Given exercise: Below is a block of records; reproduce all of them exactly and leave out any pictures.

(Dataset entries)
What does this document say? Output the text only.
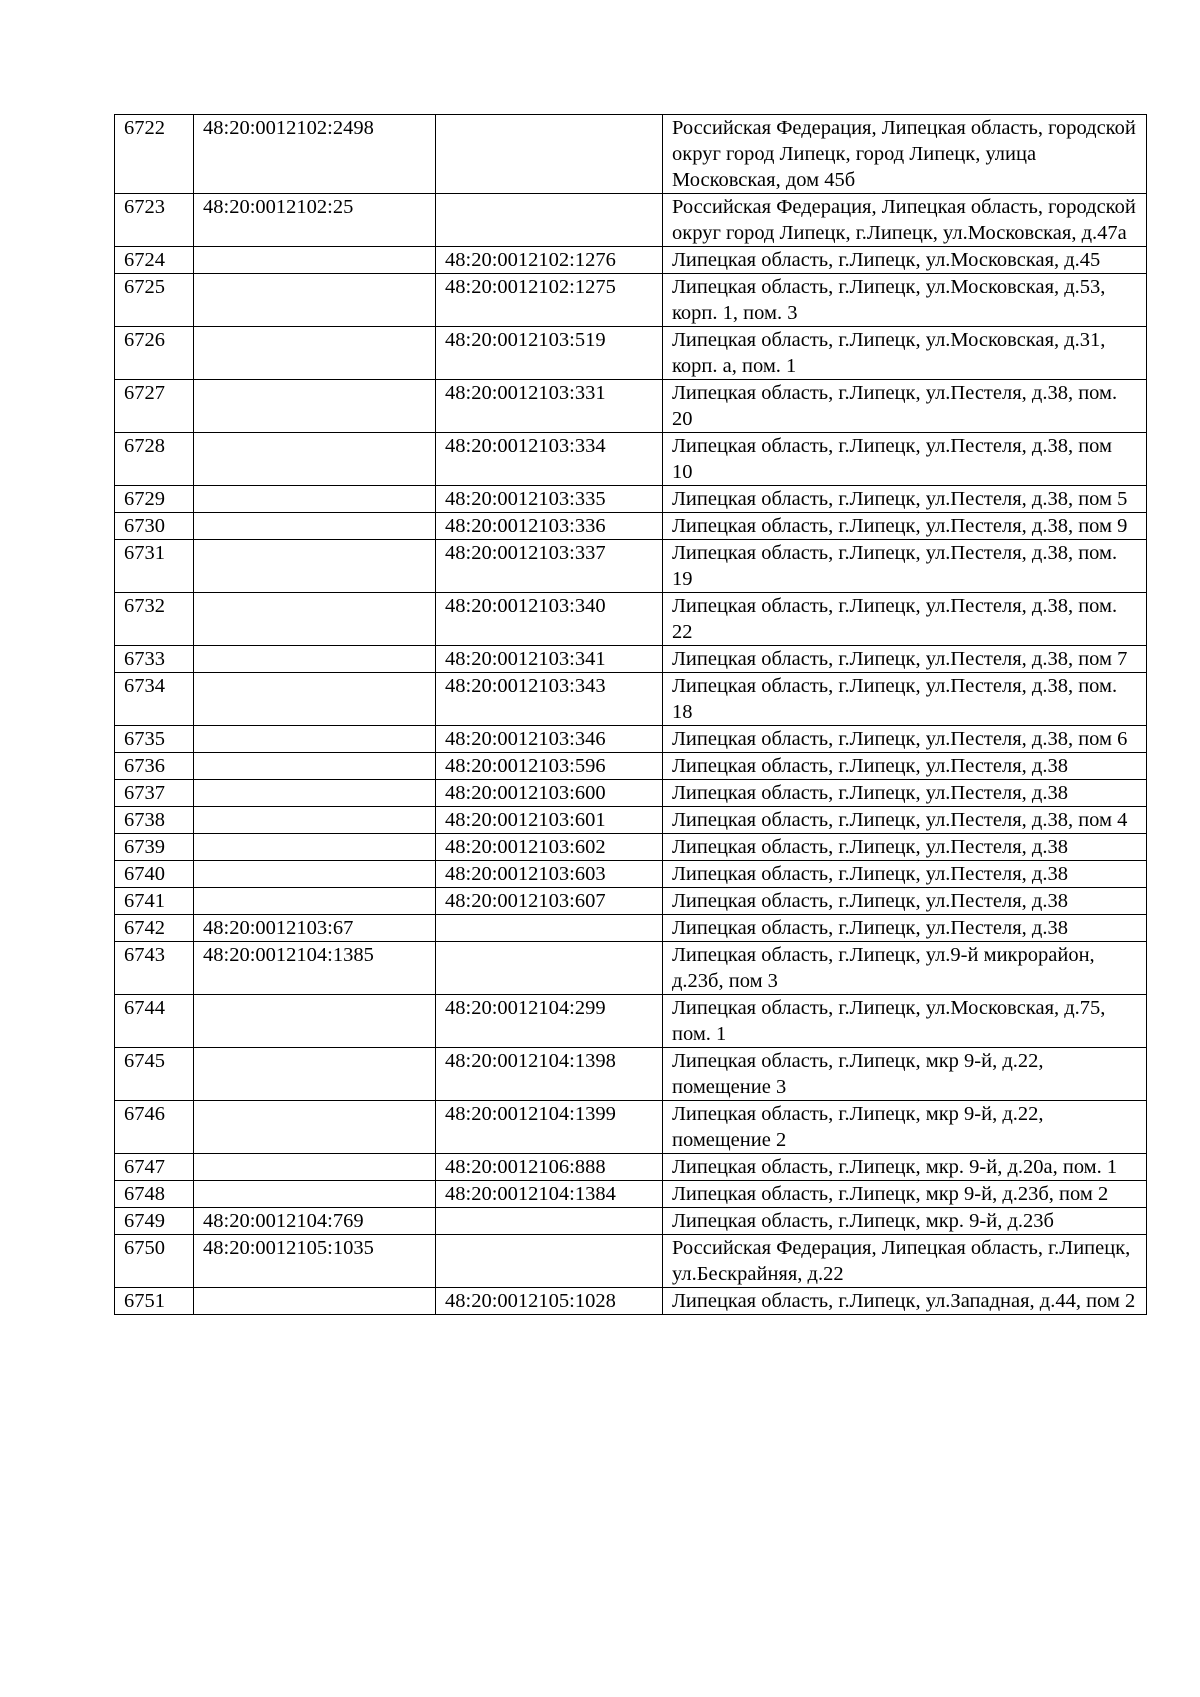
6722	48:20:0012102:2498		Российская Федерация, Липецкая область, городской округ город Липецк, город Липецк, улица Московская, дом 45б
6723	48:20:0012102:25		Российская Федерация, Липецкая область, городской округ город Липецк, г.Липецк, ул.Московская, д.47а
6724		48:20:0012102:1276	Липецкая область, г.Липецк, ул.Московская, д.45
6725		48:20:0012102:1275	Липецкая область, г.Липецк, ул.Московская, д.53, корп. 1, пом. 3
6726		48:20:0012103:519	Липецкая область, г.Липецк, ул.Московская, д.31, корп. а, пом. 1
6727		48:20:0012103:331	Липецкая область, г.Липецк, ул.Пестеля, д.38, пом. 20
6728		48:20:0012103:334	Липецкая область, г.Липецк, ул.Пестеля, д.38, пом 10
6729		48:20:0012103:335	Липецкая область, г.Липецк, ул.Пестеля, д.38, пом 5
6730		48:20:0012103:336	Липецкая область, г.Липецк, ул.Пестеля, д.38, пом 9
6731		48:20:0012103:337	Липецкая область, г.Липецк, ул.Пестеля, д.38, пом. 19
6732		48:20:0012103:340	Липецкая область, г.Липецк, ул.Пестеля, д.38, пом. 22
6733		48:20:0012103:341	Липецкая область, г.Липецк, ул.Пестеля, д.38, пом 7
6734		48:20:0012103:343	Липецкая область, г.Липецк, ул.Пестеля, д.38, пом. 18
6735		48:20:0012103:346	Липецкая область, г.Липецк, ул.Пестеля, д.38, пом 6
6736		48:20:0012103:596	Липецкая область, г.Липецк, ул.Пестеля, д.38
6737		48:20:0012103:600	Липецкая область, г.Липецк, ул.Пестеля, д.38
6738		48:20:0012103:601	Липецкая область, г.Липецк, ул.Пестеля, д.38, пом 4
6739		48:20:0012103:602	Липецкая область, г.Липецк, ул.Пестеля, д.38
6740		48:20:0012103:603	Липецкая область, г.Липецк, ул.Пестеля, д.38
6741		48:20:0012103:607	Липецкая область, г.Липецк, ул.Пестеля, д.38
6742	48:20:0012103:67		Липецкая область, г.Липецк, ул.Пестеля, д.38
6743	48:20:0012104:1385		Липецкая область, г.Липецк, ул.9-й микрорайон, д.23б, пом 3
6744		48:20:0012104:299	Липецкая область, г.Липецк, ул.Московская, д.75, пом. 1
6745		48:20:0012104:1398	Липецкая область, г.Липецк, мкр 9-й, д.22, помещение 3
6746		48:20:0012104:1399	Липецкая область, г.Липецк, мкр 9-й, д.22, помещение 2
6747		48:20:0012106:888	Липецкая область, г.Липецк, мкр. 9-й, д.20а, пом. 1
6748		48:20:0012104:1384	Липецкая область, г.Липецк, мкр 9-й, д.23б, пом 2
6749	48:20:0012104:769		Липецкая область, г.Липецк, мкр. 9-й, д.23б
6750	48:20:0012105:1035		Российская Федерация, Липецкая область, г.Липецк, ул.Бескрайняя, д.22
6751		48:20:0012105:1028	Липецкая область, г.Липецк, ул.Западная, д.44, пом 2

Exercise solution:
What does this document say? Output the text only.
6722	48:20:0012102:2498		Российская Федерация, Липецкая область, городской округ город Липецк, город Липецк, улица Московская, дом 45б
6723	48:20:0012102:25		Российская Федерация, Липецкая область, городской округ город Липецк, г.Липецк, ул.Московская, д.47а
6724		48:20:0012102:1276	Липецкая область, г.Липецк, ул.Московская, д.45
6725		48:20:0012102:1275	Липецкая область, г.Липецк, ул.Московская, д.53, корп. 1, пом. 3
6726		48:20:0012103:519	Липецкая область, г.Липецк, ул.Московская, д.31, корп. а, пом. 1
6727		48:20:0012103:331	Липецкая область, г.Липецк, ул.Пестеля, д.38, пом. 20
6728		48:20:0012103:334	Липецкая область, г.Липецк, ул.Пестеля, д.38, пом 10
6729		48:20:0012103:335	Липецкая область, г.Липецк, ул.Пестеля, д.38, пом 5
6730		48:20:0012103:336	Липецкая область, г.Липецк, ул.Пестеля, д.38, пом 9
6731		48:20:0012103:337	Липецкая область, г.Липецк, ул.Пестеля, д.38, пом. 19
6732		48:20:0012103:340	Липецкая область, г.Липецк, ул.Пестеля, д.38, пом. 22
6733		48:20:0012103:341	Липецкая область, г.Липецк, ул.Пестеля, д.38, пом 7
6734		48:20:0012103:343	Липецкая область, г.Липецк, ул.Пестеля, д.38, пом. 18
6735		48:20:0012103:346	Липецкая область, г.Липецк, ул.Пестеля, д.38, пом 6
6736		48:20:0012103:596	Липецкая область, г.Липецк, ул.Пестеля, д.38
6737		48:20:0012103:600	Липецкая область, г.Липецк, ул.Пестеля, д.38
6738		48:20:0012103:601	Липецкая область, г.Липецк, ул.Пестеля, д.38, пом 4
6739		48:20:0012103:602	Липецкая область, г.Липецк, ул.Пестеля, д.38
6740		48:20:0012103:603	Липецкая область, г.Липецк, ул.Пестеля, д.38
6741		48:20:0012103:607	Липецкая область, г.Липецк, ул.Пестеля, д.38
6742	48:20:0012103:67		Липецкая область, г.Липецк, ул.Пестеля, д.38
6743	48:20:0012104:1385		Липецкая область, г.Липецк, ул.9-й микрорайон, д.23б, пом 3
6744		48:20:0012104:299	Липецкая область, г.Липецк, ул.Московская, д.75, пом. 1
6745		48:20:0012104:1398	Липецкая область, г.Липецк, мкр 9-й, д.22, помещение 3
6746		48:20:0012104:1399	Липецкая область, г.Липецк, мкр 9-й, д.22, помещение 2
6747		48:20:0012106:888	Липецкая область, г.Липецк, мкр. 9-й, д.20а, пом. 1
6748		48:20:0012104:1384	Липецкая область, г.Липецк, мкр 9-й, д.23б, пом 2
6749	48:20:0012104:769		Липецкая область, г.Липецк, мкр. 9-й, д.23б
6750	48:20:0012105:1035		Российская Федерация, Липецкая область, г.Липецк, ул.Бескрайняя, д.22
6751		48:20:0012105:1028	Липецкая область, г.Липецк, ул.Западная, д.44, пом 2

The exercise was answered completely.